Find every line below that contains the word "What" and copy it out.

** start Data shown **

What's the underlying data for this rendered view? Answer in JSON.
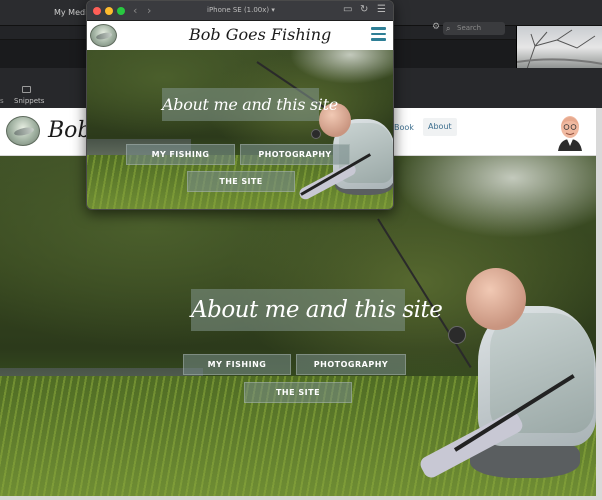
{
  "background_app": {
    "title": "My Media",
    "search_placeholder": "Search",
    "snippets_label": "Snippets",
    "left_fragment": "s"
  },
  "simulator": {
    "device_label": "iPhone SE (1.00x)"
  },
  "site": {
    "title": "Bob Goes Fishing",
    "hero_title": "About me and this site",
    "buttons": {
      "fishing": "MY FISHING",
      "photography": "PHOTOGRAPHY",
      "site": "THE SITE"
    },
    "nav": {
      "book": "Book",
      "about": "About"
    }
  },
  "icons": {
    "menu": "hamburger-menu-icon",
    "search": "search-icon",
    "gear": "gear-icon",
    "back": "chevron-left-icon",
    "forward": "chevron-right-icon",
    "screenshot": "screenshot-icon",
    "rotate": "rotate-icon",
    "menu_sim": "menu-icon"
  },
  "colors": {
    "close": "#ff5f57",
    "minimize": "#febc2e",
    "zoom": "#28c840",
    "accent": "#2f7f96"
  }
}
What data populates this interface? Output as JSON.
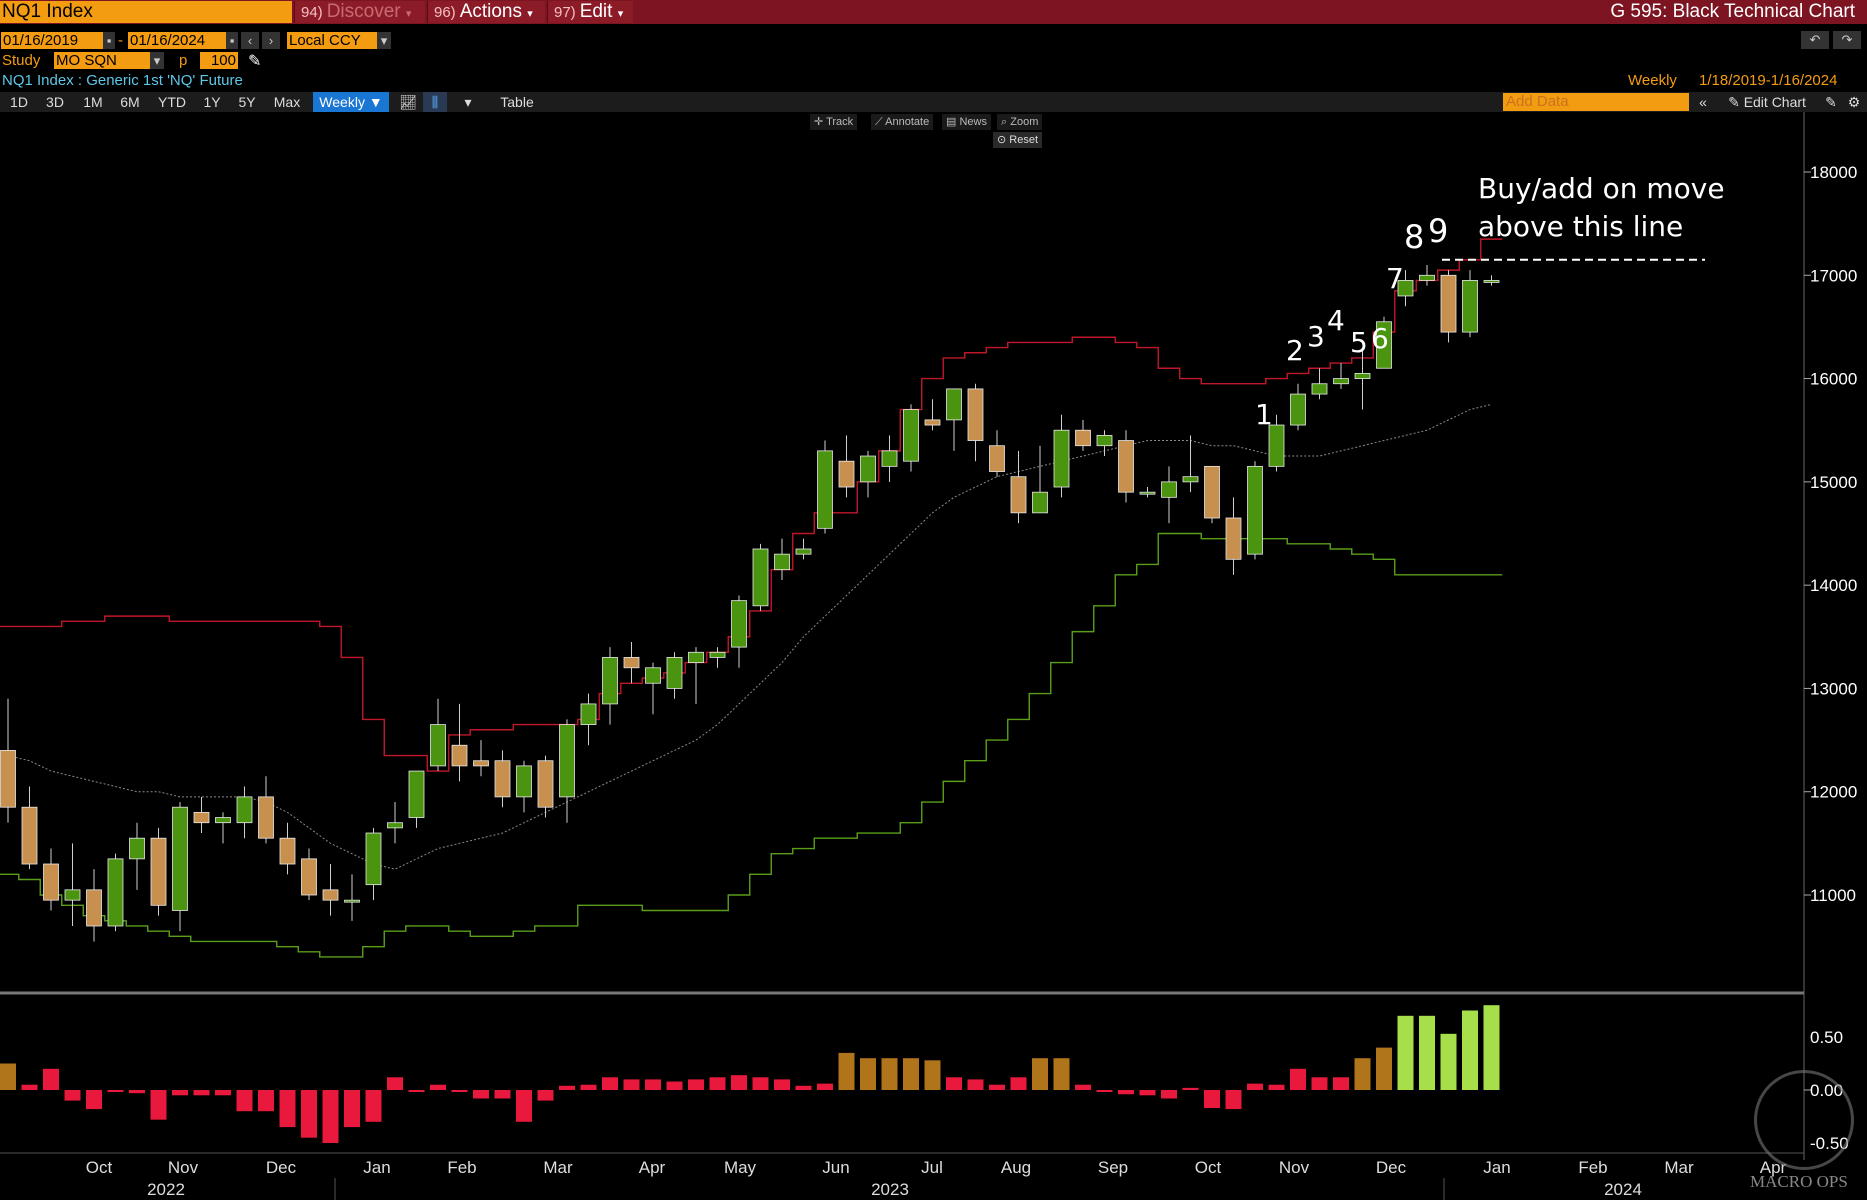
{
  "topbar": {
    "ticker": "NQ1 Index",
    "discover": "Discover",
    "discover_num": "94)",
    "actions": "Actions",
    "actions_num": "96)",
    "edit": "Edit",
    "edit_num": "97)",
    "function_title": "G 595: Black Technical Chart"
  },
  "row2": {
    "start_date": "01/16/2019",
    "end_date": "01/16/2024",
    "currency": "Local CCY",
    "study_label": "Study",
    "study_value": "MO SQN",
    "p_label": "p",
    "p_value": "100"
  },
  "row3": {
    "security_desc": "NQ1 Index : Generic 1st 'NQ' Future",
    "frequency": "Weekly",
    "date_range": "1/18/2019-1/16/2024"
  },
  "rangebar": {
    "buttons": [
      "1D",
      "3D",
      "1M",
      "6M",
      "YTD",
      "1Y",
      "5Y",
      "Max"
    ],
    "period": "Weekly ▼",
    "table": "Table",
    "add_data_placeholder": "Add Data",
    "edit_chart": "Edit Chart"
  },
  "tools": {
    "track": "Track",
    "annotate": "Annotate",
    "news": "News",
    "zoom": "Zoom",
    "reset": "Reset"
  },
  "annotation": {
    "line1": "Buy/add on move",
    "line2": "above this line",
    "counts": [
      "1",
      "2",
      "3",
      "4",
      "5",
      "6",
      "7",
      "8",
      "9"
    ]
  },
  "watermark": "MACRO OPS",
  "colors": {
    "bull": "#4a9410",
    "bear": "#c8904e",
    "upper_band": "#c0182a",
    "lower_band": "#5a9e1a",
    "mid_line": "#8a8a8a",
    "osc_red": "#e8193c",
    "osc_brown": "#b0741a",
    "osc_green": "#a6df4a"
  },
  "chart_data": {
    "type": "candlestick",
    "title": "NQ1 Index : Generic 1st 'NQ' Future",
    "frequency": "Weekly",
    "price_axis": {
      "ylim": [
        10000,
        18700
      ],
      "ticks": [
        11000,
        12000,
        13000,
        14000,
        15000,
        16000,
        17000,
        18000
      ]
    },
    "osc_axis": {
      "ylim": [
        -0.75,
        0.85
      ],
      "ticks": [
        "0.50",
        "0.00",
        "-0.50"
      ]
    },
    "x_months": [
      "Oct",
      "Nov",
      "Dec",
      "Jan",
      "Feb",
      "Mar",
      "Apr",
      "May",
      "Jun",
      "Jul",
      "Aug",
      "Sep",
      "Oct",
      "Nov",
      "Dec",
      "Jan",
      "Feb",
      "Mar",
      "Apr"
    ],
    "x_years": [
      "2022",
      "2023",
      "2024"
    ],
    "candles": [
      [
        12400,
        12900,
        11700,
        11850
      ],
      [
        11850,
        12050,
        11250,
        11300
      ],
      [
        11300,
        11450,
        10850,
        10950
      ],
      [
        10950,
        11500,
        10700,
        11050
      ],
      [
        11050,
        11250,
        10550,
        10700
      ],
      [
        10700,
        11400,
        10650,
        11350
      ],
      [
        11350,
        11700,
        11050,
        11550
      ],
      [
        11550,
        11650,
        10800,
        10900
      ],
      [
        10850,
        11900,
        10650,
        11850
      ],
      [
        11800,
        11950,
        11600,
        11700
      ],
      [
        11700,
        11800,
        11500,
        11750
      ],
      [
        11700,
        12050,
        11550,
        11950
      ],
      [
        11950,
        12150,
        11500,
        11550
      ],
      [
        11550,
        11700,
        11200,
        11300
      ],
      [
        11350,
        11450,
        10950,
        11000
      ],
      [
        11050,
        11300,
        10800,
        10950
      ],
      [
        10950,
        11200,
        10750,
        10950
      ],
      [
        11100,
        11650,
        10950,
        11600
      ],
      [
        11650,
        11900,
        11500,
        11700
      ],
      [
        11750,
        12200,
        11650,
        12200
      ],
      [
        12250,
        12900,
        12200,
        12650
      ],
      [
        12450,
        12850,
        12100,
        12250
      ],
      [
        12300,
        12500,
        12150,
        12250
      ],
      [
        12300,
        12400,
        11850,
        11950
      ],
      [
        11950,
        12300,
        11800,
        12250
      ],
      [
        12300,
        12350,
        11750,
        11850
      ],
      [
        11950,
        12700,
        11700,
        12650
      ],
      [
        12650,
        12950,
        12450,
        12850
      ],
      [
        12850,
        13400,
        12650,
        13300
      ],
      [
        13300,
        13450,
        13050,
        13200
      ],
      [
        13050,
        13250,
        12750,
        13200
      ],
      [
        13000,
        13350,
        12900,
        13300
      ],
      [
        13250,
        13400,
        12850,
        13350
      ],
      [
        13300,
        13400,
        13200,
        13350
      ],
      [
        13400,
        13900,
        13200,
        13850
      ],
      [
        13800,
        14400,
        13750,
        14350
      ],
      [
        14150,
        14450,
        14050,
        14300
      ],
      [
        14300,
        14450,
        14250,
        14350
      ],
      [
        14550,
        15400,
        14500,
        15300
      ],
      [
        15200,
        15450,
        14850,
        14950
      ],
      [
        15000,
        15300,
        14850,
        15250
      ],
      [
        15150,
        15450,
        15000,
        15300
      ],
      [
        15200,
        15750,
        15100,
        15700
      ],
      [
        15600,
        15800,
        15500,
        15550
      ],
      [
        15600,
        15900,
        15300,
        15900
      ],
      [
        15900,
        15950,
        15200,
        15400
      ],
      [
        15350,
        15500,
        15050,
        15100
      ],
      [
        15050,
        15300,
        14600,
        14700
      ],
      [
        14700,
        15350,
        14700,
        14900
      ],
      [
        14950,
        15650,
        14850,
        15500
      ],
      [
        15500,
        15600,
        15300,
        15350
      ],
      [
        15350,
        15500,
        15250,
        15450
      ],
      [
        15400,
        15500,
        14800,
        14900
      ],
      [
        14900,
        14950,
        14850,
        14900
      ],
      [
        14850,
        15150,
        14600,
        15000
      ],
      [
        15000,
        15450,
        14900,
        15050
      ],
      [
        15150,
        15150,
        14600,
        14650
      ],
      [
        14650,
        14850,
        14100,
        14250
      ],
      [
        14300,
        15200,
        14250,
        15150
      ],
      [
        15150,
        15650,
        15100,
        15550
      ],
      [
        15550,
        15950,
        15500,
        15850
      ],
      [
        15850,
        16100,
        15800,
        15950
      ],
      [
        15950,
        16150,
        15900,
        16000
      ],
      [
        16000,
        16300,
        15700,
        16050
      ],
      [
        16100,
        16600,
        16100,
        16550
      ],
      [
        16800,
        17050,
        16700,
        16950
      ],
      [
        16950,
        17100,
        16900,
        17000
      ],
      [
        17000,
        17050,
        16350,
        16450
      ],
      [
        16450,
        17050,
        16400,
        16950
      ],
      [
        16950,
        17000,
        16900,
        16950
      ]
    ],
    "upper_band": [
      13600,
      13600,
      13600,
      13650,
      13650,
      13700,
      13700,
      13700,
      13650,
      13650,
      13650,
      13650,
      13650,
      13650,
      13650,
      13600,
      13300,
      12700,
      12350,
      12350,
      12200,
      12550,
      12600,
      12600,
      12650,
      12650,
      12650,
      12700,
      12950,
      13050,
      13100,
      13150,
      13250,
      13350,
      13500,
      13750,
      14150,
      14500,
      14700,
      14700,
      15000,
      15300,
      15700,
      16000,
      16200,
      16250,
      16300,
      16350,
      16350,
      16350,
      16400,
      16400,
      16350,
      16300,
      16100,
      16000,
      15950,
      15950,
      15950,
      16000,
      16050,
      16100,
      16150,
      16200,
      16450,
      16850,
      16950,
      17050,
      17150,
      17350
    ],
    "mid_line": [
      12350,
      12300,
      12200,
      12150,
      12100,
      12050,
      12000,
      12000,
      11950,
      11950,
      11950,
      11950,
      11900,
      11800,
      11650,
      11500,
      11400,
      11300,
      11250,
      11350,
      11450,
      11500,
      11550,
      11600,
      11700,
      11800,
      11900,
      12000,
      12100,
      12200,
      12300,
      12400,
      12500,
      12650,
      12850,
      13050,
      13250,
      13500,
      13700,
      13900,
      14100,
      14300,
      14500,
      14700,
      14850,
      14950,
      15050,
      15100,
      15150,
      15200,
      15250,
      15300,
      15350,
      15400,
      15400,
      15400,
      15350,
      15350,
      15300,
      15250,
      15250,
      15250,
      15300,
      15350,
      15400,
      15450,
      15500,
      15600,
      15700,
      15750
    ],
    "lower_band": [
      11200,
      11150,
      11000,
      10900,
      10800,
      10750,
      10700,
      10650,
      10600,
      10550,
      10550,
      10550,
      10550,
      10500,
      10450,
      10400,
      10400,
      10500,
      10650,
      10700,
      10700,
      10650,
      10600,
      10600,
      10650,
      10700,
      10700,
      10900,
      10900,
      10900,
      10850,
      10850,
      10850,
      10850,
      11000,
      11200,
      11400,
      11450,
      11550,
      11550,
      11600,
      11600,
      11700,
      11900,
      12100,
      12300,
      12500,
      12700,
      12950,
      13250,
      13550,
      13800,
      14100,
      14200,
      14500,
      14500,
      14450,
      14450,
      14450,
      14450,
      14400,
      14400,
      14350,
      14300,
      14250,
      14100,
      14100,
      14100,
      14100,
      14100
    ],
    "oscillator": [
      0.25,
      0.05,
      0.2,
      -0.1,
      -0.18,
      -0.01,
      -0.03,
      -0.28,
      -0.05,
      -0.05,
      -0.05,
      -0.2,
      -0.2,
      -0.35,
      -0.45,
      -0.5,
      -0.35,
      -0.3,
      0.12,
      0.0,
      0.05,
      0.0,
      -0.08,
      -0.08,
      -0.3,
      -0.1,
      0.04,
      0.05,
      0.12,
      0.1,
      0.1,
      0.08,
      0.1,
      0.12,
      0.14,
      0.12,
      0.1,
      0.04,
      0.06,
      0.35,
      0.3,
      0.3,
      0.3,
      0.28,
      0.12,
      0.1,
      0.05,
      0.12,
      0.3,
      0.3,
      0.05,
      0.0,
      -0.04,
      -0.05,
      -0.08,
      0.02,
      -0.17,
      -0.18,
      0.06,
      0.05,
      0.2,
      0.12,
      0.12,
      0.3,
      0.4,
      0.7,
      0.7,
      0.53,
      0.75,
      0.8
    ],
    "resistance_line": 17150
  }
}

** end Data shown **

- _Solution below_:
What's the underlying data for this rendered view? Answer in JSON.
What data populates this interface? Output as JSON.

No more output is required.